In [0]:
dbutils.widgets.removeAll()

In [0]:
from pyspark.sql.functions import *
from pyspark.sql.types import *
from pyspark.sql import functions as F

In [0]:
dbutils.widgets.text("catalogo", "catalog_jptq")
dbutils.widgets.text("esquema_source", "bronze_jptq")
dbutils.widgets.text("esquema_stage", "silver_jptq")

In [0]:
catalogo = dbutils.widgets.get("catalogo")
esquema_source = dbutils.widgets.get("esquema_source")
esquema_stage = dbutils.widgets.get("esquema_stage")

........

## Instrucción
Enumera los widgets de texto que se crean en el fragmento seleccionado e indica el valor predeterminado de cada uno.

## Listados de elementos y sus cuadros
........

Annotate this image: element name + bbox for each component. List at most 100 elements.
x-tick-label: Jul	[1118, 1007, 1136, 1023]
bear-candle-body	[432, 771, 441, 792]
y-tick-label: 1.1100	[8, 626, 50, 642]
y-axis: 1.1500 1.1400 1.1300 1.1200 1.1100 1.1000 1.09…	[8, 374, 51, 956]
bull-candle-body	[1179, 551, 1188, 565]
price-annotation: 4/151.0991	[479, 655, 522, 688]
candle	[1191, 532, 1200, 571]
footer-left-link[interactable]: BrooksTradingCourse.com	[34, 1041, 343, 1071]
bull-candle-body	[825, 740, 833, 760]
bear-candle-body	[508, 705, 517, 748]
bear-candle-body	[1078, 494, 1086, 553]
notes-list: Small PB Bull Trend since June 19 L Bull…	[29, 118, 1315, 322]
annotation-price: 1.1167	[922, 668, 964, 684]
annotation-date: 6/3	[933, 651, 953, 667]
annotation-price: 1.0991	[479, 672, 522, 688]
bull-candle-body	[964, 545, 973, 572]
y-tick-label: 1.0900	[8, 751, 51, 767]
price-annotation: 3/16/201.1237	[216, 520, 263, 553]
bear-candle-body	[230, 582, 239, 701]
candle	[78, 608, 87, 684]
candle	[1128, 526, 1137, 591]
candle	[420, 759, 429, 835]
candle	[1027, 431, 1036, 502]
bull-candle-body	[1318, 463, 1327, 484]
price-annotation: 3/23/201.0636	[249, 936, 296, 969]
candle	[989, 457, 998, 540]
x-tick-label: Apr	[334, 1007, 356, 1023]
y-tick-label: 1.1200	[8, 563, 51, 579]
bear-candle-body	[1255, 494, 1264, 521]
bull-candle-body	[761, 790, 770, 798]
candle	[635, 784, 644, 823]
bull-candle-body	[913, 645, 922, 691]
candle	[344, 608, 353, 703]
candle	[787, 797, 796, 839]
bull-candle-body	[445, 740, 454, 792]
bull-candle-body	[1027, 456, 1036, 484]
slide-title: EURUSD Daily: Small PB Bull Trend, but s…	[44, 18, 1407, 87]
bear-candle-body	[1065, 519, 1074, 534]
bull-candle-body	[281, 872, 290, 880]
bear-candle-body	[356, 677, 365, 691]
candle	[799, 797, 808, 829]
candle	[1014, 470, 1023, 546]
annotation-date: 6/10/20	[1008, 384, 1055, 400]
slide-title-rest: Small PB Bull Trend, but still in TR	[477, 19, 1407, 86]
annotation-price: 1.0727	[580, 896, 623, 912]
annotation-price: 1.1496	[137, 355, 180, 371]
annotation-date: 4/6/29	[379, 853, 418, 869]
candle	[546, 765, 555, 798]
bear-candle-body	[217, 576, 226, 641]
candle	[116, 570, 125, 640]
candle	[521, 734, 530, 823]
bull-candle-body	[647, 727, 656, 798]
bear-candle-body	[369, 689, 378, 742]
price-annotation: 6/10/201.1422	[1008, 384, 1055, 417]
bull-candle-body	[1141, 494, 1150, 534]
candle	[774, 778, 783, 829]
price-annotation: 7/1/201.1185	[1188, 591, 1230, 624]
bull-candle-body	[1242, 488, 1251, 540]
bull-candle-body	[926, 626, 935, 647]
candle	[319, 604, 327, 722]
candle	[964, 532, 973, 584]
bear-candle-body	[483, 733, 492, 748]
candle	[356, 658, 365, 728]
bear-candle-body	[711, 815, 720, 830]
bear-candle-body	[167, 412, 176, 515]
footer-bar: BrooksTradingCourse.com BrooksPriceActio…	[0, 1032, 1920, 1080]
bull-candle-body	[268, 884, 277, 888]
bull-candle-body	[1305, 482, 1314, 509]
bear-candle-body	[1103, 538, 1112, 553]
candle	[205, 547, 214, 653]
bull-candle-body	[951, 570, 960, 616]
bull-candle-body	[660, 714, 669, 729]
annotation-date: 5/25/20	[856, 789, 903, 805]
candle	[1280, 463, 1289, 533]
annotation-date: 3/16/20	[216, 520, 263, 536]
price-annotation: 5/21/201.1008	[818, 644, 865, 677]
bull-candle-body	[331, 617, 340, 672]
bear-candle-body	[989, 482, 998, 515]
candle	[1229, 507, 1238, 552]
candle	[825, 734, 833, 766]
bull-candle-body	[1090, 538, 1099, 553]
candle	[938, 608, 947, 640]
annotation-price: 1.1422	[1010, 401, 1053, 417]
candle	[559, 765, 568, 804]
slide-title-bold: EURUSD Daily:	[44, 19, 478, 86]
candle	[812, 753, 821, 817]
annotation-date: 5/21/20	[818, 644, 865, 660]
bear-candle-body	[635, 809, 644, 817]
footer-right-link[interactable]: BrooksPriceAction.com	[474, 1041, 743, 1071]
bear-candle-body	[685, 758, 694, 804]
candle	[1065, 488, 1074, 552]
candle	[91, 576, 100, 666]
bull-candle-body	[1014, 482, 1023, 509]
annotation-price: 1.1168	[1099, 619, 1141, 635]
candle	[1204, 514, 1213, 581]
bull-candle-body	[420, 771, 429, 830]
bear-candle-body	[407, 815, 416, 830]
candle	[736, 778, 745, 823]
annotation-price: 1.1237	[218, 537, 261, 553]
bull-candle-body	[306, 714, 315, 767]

........

## Resultado
- catalogo: catalog_jptq
- esquema_source: bronze_jptq
- esquema_stage: silver_jptq